Annotated region listings
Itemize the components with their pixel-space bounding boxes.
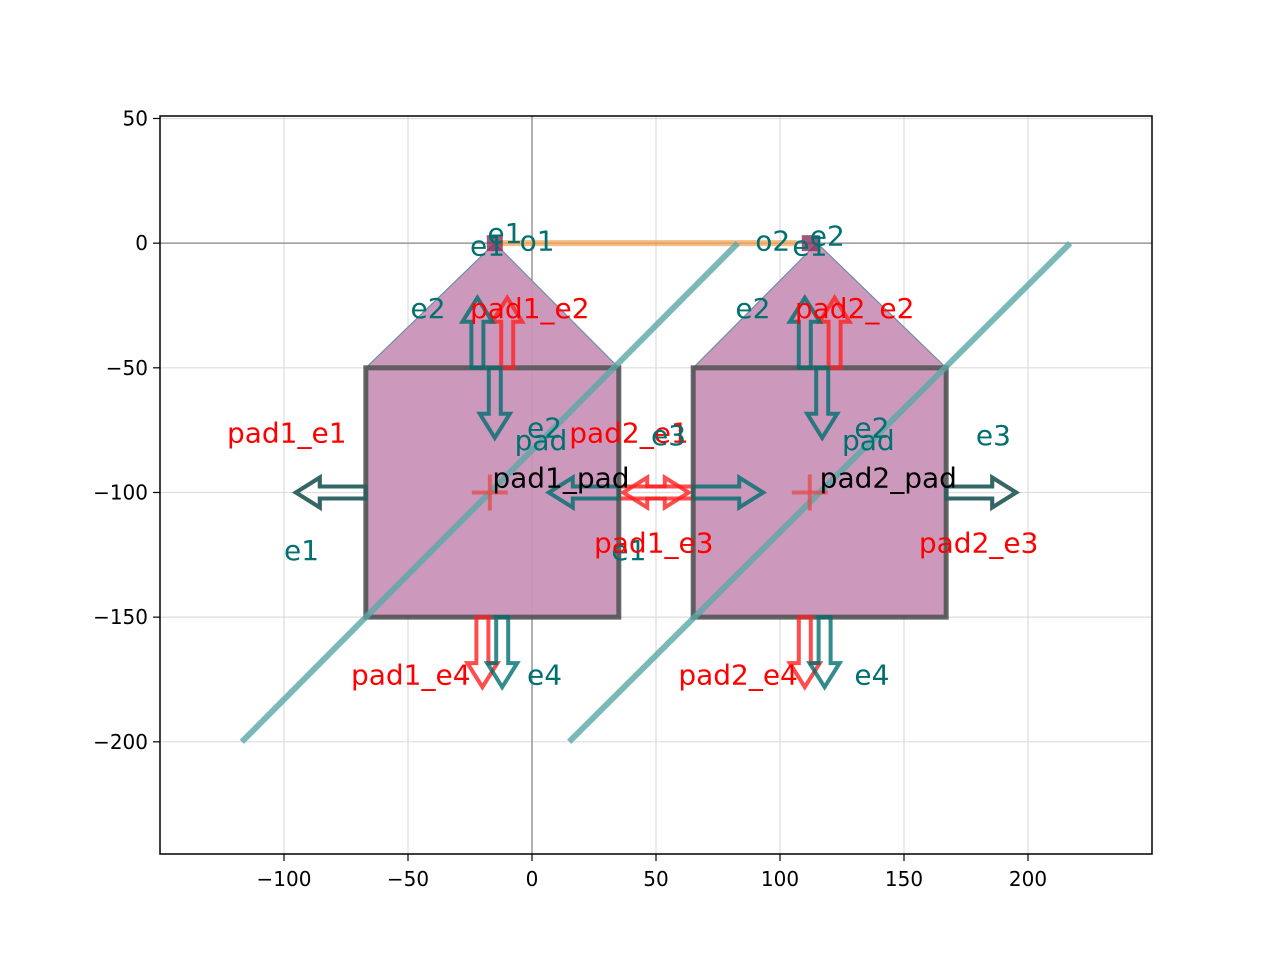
y-tick-label: −100	[93, 480, 148, 504]
port-label: e1	[284, 534, 319, 567]
port-label: o1	[520, 225, 555, 258]
port-arrow	[483, 615, 521, 691]
axis-ticks: −100 −50 0 50 100 150 200 50 0 −50 −100 −150 −200	[93, 106, 1047, 891]
x-tick-label: 100	[761, 867, 799, 891]
port-marker	[801, 235, 818, 252]
port-label: pad1_e4	[351, 658, 471, 691]
port-arrow	[463, 615, 502, 691]
port-arrow	[488, 294, 526, 370]
x-tick-label: −50	[387, 867, 429, 891]
x-tick-label: 50	[643, 867, 668, 891]
port-arrow	[476, 365, 514, 442]
port-label: e2	[527, 412, 562, 445]
port-marker	[486, 235, 503, 252]
port-label: pad2_e4	[678, 658, 798, 691]
port-label: pad2_pad	[820, 461, 957, 494]
port-label: e4	[854, 658, 889, 691]
port-label: pad2_e3	[919, 526, 1039, 559]
port-label: pad1_e2	[470, 292, 590, 325]
y-tick-label: 50	[123, 106, 148, 130]
port-arrow	[691, 473, 767, 512]
port-label: pad2_e1	[569, 417, 689, 450]
x-tick-label: 150	[885, 867, 923, 891]
y-tick-label: −150	[93, 605, 148, 629]
port-label: o2	[755, 225, 790, 258]
port-label: pad2_e2	[795, 292, 915, 325]
port-arrow	[786, 615, 824, 691]
port-label: e1	[792, 230, 827, 263]
port-arrow	[803, 365, 841, 442]
port-arrow	[805, 615, 844, 691]
port-arrow	[545, 473, 621, 512]
port-arrow	[292, 473, 368, 512]
x-tick-label: −100	[257, 867, 312, 891]
port-arrow	[944, 473, 1020, 512]
x-tick-label: 200	[1009, 867, 1047, 891]
y-tick-label: −200	[93, 730, 148, 754]
y-tick-label: 0	[135, 231, 148, 255]
port-arrow	[815, 294, 854, 370]
port-arrow	[619, 473, 696, 512]
port-label: e1	[487, 217, 522, 250]
port-label: e2	[735, 292, 770, 325]
port-label: pad1_pad	[492, 461, 629, 494]
port-label: pad1_e1	[227, 417, 347, 450]
port-label: pad1_e3	[594, 526, 714, 559]
port-label: e3	[651, 419, 686, 452]
port-arrow	[458, 294, 497, 370]
x-tick-label: 0	[526, 867, 539, 891]
port-label: e2	[410, 292, 445, 325]
port-label: e1	[470, 230, 505, 263]
port-label: e2	[854, 412, 889, 445]
y-tick-label: −50	[106, 356, 148, 380]
port-label: pad	[515, 424, 568, 457]
port-label: e4	[527, 658, 562, 691]
port-label: e2	[810, 220, 845, 253]
port-arrow	[786, 294, 824, 370]
port-label: e3	[976, 419, 1011, 452]
port-label: pad	[842, 424, 895, 457]
port-label: e1	[611, 534, 646, 567]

**PROBLEM DESCRIPTION:** Edit the lines above by replacing each "port-arrow" with "port-pointer" and leaving everything else unchanged. Leave the picture out of your answer.

**PROBLEM SOLUTION:**
Itemize the components with their pixel-space bounding boxes.
y-tick-label: −100	[93, 480, 148, 504]
port-label: e1	[284, 534, 319, 567]
port-label: o1	[520, 225, 555, 258]
port-pointer	[483, 615, 521, 691]
axis-ticks: −100 −50 0 50 100 150 200 50 0 −50 −100 −150 −200	[93, 106, 1047, 891]
x-tick-label: 100	[761, 867, 799, 891]
port-marker	[801, 235, 818, 252]
port-label: pad1_e4	[351, 658, 471, 691]
port-pointer	[463, 615, 502, 691]
port-pointer	[488, 294, 526, 370]
x-tick-label: −50	[387, 867, 429, 891]
x-tick-label: 50	[643, 867, 668, 891]
port-pointer	[476, 365, 514, 442]
port-label: e2	[527, 412, 562, 445]
port-marker	[486, 235, 503, 252]
port-label: pad2_e4	[678, 658, 798, 691]
port-label: pad2_pad	[820, 461, 957, 494]
port-label: e4	[854, 658, 889, 691]
port-label: pad2_e3	[919, 526, 1039, 559]
port-label: pad1_e2	[470, 292, 590, 325]
y-tick-label: 50	[123, 106, 148, 130]
port-pointer	[691, 473, 767, 512]
port-label: pad2_e1	[569, 417, 689, 450]
x-tick-label: 150	[885, 867, 923, 891]
y-tick-label: −150	[93, 605, 148, 629]
port-label: o2	[755, 225, 790, 258]
port-label: pad2_e2	[795, 292, 915, 325]
port-pointer	[786, 615, 824, 691]
port-label: e1	[792, 230, 827, 263]
port-pointer	[803, 365, 841, 442]
port-pointer	[805, 615, 844, 691]
port-pointer	[545, 473, 621, 512]
port-pointer	[292, 473, 368, 512]
x-tick-label: −100	[257, 867, 312, 891]
port-pointer	[944, 473, 1020, 512]
x-tick-label: 200	[1009, 867, 1047, 891]
y-tick-label: −200	[93, 730, 148, 754]
y-tick-label: 0	[135, 231, 148, 255]
port-pointer	[815, 294, 854, 370]
port-pointer	[619, 473, 696, 512]
port-label: e1	[487, 217, 522, 250]
port-label: e2	[735, 292, 770, 325]
port-label: pad1_pad	[492, 461, 629, 494]
port-label: pad1_e1	[227, 417, 347, 450]
port-label: pad1_e3	[594, 526, 714, 559]
port-label: e3	[651, 419, 686, 452]
port-pointer	[458, 294, 497, 370]
x-tick-label: 0	[526, 867, 539, 891]
port-label: e2	[410, 292, 445, 325]
port-label: e1	[470, 230, 505, 263]
port-label: e2	[854, 412, 889, 445]
y-tick-label: −50	[106, 356, 148, 380]
port-label: pad	[515, 424, 568, 457]
port-label: e4	[527, 658, 562, 691]
port-label: e2	[810, 220, 845, 253]
port-pointer	[786, 294, 824, 370]
port-label: e3	[976, 419, 1011, 452]
port-label: pad	[842, 424, 895, 457]
port-label: e1	[611, 534, 646, 567]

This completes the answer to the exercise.